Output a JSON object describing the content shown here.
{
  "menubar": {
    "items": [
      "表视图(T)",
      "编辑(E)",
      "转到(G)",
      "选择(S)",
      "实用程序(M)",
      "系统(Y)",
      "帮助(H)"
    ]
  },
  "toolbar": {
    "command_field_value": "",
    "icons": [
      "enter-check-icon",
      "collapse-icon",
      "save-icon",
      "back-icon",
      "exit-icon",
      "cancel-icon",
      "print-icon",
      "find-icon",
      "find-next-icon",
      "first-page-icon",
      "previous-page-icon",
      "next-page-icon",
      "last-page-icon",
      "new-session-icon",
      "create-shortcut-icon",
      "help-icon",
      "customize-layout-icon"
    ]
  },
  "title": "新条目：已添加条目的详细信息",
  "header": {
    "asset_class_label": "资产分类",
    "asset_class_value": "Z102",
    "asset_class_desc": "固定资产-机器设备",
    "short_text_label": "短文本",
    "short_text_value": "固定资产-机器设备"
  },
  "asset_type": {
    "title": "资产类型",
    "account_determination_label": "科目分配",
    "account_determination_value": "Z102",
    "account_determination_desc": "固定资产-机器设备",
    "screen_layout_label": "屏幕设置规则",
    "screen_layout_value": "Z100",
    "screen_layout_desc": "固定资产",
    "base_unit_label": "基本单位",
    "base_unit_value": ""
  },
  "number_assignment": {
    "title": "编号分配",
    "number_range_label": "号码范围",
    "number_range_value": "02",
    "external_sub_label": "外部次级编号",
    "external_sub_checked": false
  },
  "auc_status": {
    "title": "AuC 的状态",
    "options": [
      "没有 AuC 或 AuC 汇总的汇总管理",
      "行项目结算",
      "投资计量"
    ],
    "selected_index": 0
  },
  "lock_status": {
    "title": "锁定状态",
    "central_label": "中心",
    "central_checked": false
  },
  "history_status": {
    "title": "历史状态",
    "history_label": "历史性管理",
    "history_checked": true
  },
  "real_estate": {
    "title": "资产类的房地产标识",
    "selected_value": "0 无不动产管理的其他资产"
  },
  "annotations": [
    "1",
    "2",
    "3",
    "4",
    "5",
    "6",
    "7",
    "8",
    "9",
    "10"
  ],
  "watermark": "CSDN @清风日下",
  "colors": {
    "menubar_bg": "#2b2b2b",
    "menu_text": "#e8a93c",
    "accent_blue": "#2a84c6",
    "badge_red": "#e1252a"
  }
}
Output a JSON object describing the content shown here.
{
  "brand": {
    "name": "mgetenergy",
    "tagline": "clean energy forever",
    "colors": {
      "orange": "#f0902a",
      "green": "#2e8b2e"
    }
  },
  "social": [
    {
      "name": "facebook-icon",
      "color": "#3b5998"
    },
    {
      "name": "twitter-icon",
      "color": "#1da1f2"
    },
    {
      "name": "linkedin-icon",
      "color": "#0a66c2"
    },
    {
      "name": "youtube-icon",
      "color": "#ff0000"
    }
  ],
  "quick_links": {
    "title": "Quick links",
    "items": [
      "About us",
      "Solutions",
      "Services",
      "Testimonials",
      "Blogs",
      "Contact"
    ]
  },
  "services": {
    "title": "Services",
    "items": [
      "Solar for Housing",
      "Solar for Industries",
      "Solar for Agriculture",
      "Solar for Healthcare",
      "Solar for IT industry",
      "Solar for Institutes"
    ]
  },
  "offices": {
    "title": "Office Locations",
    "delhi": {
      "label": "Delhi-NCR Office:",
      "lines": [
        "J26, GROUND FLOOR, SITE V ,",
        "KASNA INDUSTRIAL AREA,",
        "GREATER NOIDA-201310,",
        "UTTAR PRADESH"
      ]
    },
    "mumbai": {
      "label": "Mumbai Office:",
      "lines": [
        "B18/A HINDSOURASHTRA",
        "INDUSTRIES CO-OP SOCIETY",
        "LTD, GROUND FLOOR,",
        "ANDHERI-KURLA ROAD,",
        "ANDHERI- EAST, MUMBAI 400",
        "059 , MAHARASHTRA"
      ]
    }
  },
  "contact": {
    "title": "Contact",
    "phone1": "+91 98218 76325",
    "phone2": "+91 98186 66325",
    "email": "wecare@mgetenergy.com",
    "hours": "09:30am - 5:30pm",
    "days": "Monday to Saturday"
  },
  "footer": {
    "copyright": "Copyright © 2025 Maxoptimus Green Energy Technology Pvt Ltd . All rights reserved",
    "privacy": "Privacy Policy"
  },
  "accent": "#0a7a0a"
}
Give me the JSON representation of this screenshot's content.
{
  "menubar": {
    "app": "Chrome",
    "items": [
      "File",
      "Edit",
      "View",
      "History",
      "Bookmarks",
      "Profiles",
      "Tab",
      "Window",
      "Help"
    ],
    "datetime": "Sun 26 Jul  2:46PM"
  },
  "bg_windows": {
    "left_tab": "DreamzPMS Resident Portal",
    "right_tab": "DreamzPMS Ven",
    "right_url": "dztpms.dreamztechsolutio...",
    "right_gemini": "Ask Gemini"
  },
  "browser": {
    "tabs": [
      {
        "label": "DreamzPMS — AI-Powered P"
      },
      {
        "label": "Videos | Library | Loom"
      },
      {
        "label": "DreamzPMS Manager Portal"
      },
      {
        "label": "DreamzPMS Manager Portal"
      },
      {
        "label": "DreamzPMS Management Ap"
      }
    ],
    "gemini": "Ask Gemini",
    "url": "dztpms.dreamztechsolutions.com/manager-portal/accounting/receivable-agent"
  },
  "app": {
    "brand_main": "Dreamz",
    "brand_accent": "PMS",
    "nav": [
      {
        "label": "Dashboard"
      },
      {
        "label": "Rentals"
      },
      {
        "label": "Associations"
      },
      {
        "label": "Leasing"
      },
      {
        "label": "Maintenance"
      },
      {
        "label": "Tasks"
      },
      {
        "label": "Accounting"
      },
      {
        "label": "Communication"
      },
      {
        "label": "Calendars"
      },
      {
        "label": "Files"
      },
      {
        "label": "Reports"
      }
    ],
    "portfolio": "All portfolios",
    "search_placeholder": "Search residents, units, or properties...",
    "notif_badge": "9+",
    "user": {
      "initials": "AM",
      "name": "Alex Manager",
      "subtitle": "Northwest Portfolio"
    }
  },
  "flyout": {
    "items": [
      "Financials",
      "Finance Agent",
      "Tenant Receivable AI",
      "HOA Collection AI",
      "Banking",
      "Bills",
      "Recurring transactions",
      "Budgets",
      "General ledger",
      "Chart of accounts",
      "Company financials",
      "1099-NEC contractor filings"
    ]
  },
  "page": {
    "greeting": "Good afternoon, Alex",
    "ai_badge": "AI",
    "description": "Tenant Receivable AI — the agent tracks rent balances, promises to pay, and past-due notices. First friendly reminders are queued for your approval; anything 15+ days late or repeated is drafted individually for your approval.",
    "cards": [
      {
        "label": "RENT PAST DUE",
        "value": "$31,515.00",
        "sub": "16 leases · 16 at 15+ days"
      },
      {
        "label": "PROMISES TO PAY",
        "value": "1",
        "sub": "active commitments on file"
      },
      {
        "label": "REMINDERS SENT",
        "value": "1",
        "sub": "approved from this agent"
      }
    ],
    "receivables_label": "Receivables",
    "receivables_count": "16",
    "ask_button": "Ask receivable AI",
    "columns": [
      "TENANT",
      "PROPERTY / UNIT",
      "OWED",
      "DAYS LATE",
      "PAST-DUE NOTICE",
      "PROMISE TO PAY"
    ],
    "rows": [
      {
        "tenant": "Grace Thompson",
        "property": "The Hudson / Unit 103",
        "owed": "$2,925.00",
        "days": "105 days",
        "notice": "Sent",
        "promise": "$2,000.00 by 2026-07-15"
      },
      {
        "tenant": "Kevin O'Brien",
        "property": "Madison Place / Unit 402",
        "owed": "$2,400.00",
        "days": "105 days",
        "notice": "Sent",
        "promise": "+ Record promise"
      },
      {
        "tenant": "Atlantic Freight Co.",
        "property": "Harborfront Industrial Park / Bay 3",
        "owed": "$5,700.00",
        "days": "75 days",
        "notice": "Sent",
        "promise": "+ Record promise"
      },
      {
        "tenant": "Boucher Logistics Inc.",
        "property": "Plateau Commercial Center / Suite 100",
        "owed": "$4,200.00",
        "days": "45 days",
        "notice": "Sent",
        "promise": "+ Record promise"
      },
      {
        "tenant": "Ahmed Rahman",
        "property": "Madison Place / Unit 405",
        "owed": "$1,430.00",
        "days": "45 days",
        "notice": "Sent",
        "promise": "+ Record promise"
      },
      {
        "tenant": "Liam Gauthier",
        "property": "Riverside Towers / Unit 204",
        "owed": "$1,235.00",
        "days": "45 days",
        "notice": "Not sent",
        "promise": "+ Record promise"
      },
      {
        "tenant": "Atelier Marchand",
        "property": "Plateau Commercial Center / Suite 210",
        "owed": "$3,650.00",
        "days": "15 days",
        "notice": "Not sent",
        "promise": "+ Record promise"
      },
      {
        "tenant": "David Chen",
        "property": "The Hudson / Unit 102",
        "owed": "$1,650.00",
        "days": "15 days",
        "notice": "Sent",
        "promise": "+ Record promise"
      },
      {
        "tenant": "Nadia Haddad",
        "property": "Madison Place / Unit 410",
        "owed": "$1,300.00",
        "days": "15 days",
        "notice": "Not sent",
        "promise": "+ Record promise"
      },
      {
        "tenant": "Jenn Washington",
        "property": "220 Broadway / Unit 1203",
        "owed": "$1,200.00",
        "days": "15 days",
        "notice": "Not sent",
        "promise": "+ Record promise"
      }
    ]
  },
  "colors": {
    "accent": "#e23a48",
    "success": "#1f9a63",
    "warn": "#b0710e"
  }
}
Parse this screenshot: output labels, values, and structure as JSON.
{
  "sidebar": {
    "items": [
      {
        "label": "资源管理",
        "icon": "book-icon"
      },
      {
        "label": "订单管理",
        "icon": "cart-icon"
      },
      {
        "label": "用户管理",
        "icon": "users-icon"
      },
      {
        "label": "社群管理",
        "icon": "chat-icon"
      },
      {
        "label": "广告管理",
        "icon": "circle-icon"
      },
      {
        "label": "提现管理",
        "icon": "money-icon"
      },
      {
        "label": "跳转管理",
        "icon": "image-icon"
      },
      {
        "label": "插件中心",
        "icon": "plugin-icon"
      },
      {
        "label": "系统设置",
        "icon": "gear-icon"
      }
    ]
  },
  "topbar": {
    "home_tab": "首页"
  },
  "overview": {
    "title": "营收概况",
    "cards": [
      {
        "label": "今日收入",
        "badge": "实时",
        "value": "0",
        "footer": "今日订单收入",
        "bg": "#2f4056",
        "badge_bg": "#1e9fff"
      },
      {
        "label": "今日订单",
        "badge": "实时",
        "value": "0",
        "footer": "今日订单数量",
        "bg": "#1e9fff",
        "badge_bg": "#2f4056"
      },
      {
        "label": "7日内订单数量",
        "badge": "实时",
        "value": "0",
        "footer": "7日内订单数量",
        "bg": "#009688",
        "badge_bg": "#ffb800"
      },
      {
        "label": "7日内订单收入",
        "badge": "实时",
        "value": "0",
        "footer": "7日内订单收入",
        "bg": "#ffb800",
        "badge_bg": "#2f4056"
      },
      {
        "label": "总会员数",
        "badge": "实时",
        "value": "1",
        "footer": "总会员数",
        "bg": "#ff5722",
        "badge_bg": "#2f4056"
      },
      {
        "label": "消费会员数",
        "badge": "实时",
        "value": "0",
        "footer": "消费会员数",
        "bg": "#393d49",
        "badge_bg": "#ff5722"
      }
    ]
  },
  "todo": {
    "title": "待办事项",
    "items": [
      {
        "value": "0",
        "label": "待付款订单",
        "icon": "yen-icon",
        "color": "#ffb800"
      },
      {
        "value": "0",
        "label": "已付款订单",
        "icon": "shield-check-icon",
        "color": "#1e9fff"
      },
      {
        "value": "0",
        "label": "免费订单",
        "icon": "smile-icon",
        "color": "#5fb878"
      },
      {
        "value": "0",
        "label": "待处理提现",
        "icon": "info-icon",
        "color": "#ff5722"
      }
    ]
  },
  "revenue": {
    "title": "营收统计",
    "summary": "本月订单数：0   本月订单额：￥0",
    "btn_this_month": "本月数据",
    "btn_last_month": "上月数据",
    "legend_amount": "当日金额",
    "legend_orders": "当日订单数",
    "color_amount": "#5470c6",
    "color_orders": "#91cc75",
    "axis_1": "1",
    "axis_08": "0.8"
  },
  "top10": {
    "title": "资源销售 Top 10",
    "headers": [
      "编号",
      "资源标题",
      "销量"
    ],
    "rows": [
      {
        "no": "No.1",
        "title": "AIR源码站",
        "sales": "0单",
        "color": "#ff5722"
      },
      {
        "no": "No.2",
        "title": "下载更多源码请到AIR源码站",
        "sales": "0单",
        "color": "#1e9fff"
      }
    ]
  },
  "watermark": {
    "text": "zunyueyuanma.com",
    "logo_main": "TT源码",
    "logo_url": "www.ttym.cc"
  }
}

→ **What you need to do**: Extract all lines of the records above that include "Commercial".

→ **Answer in full**:
        "property": "Plateau Commercial Center / Suite 100",
        "property": "Plateau Commercial Center / Suite 210",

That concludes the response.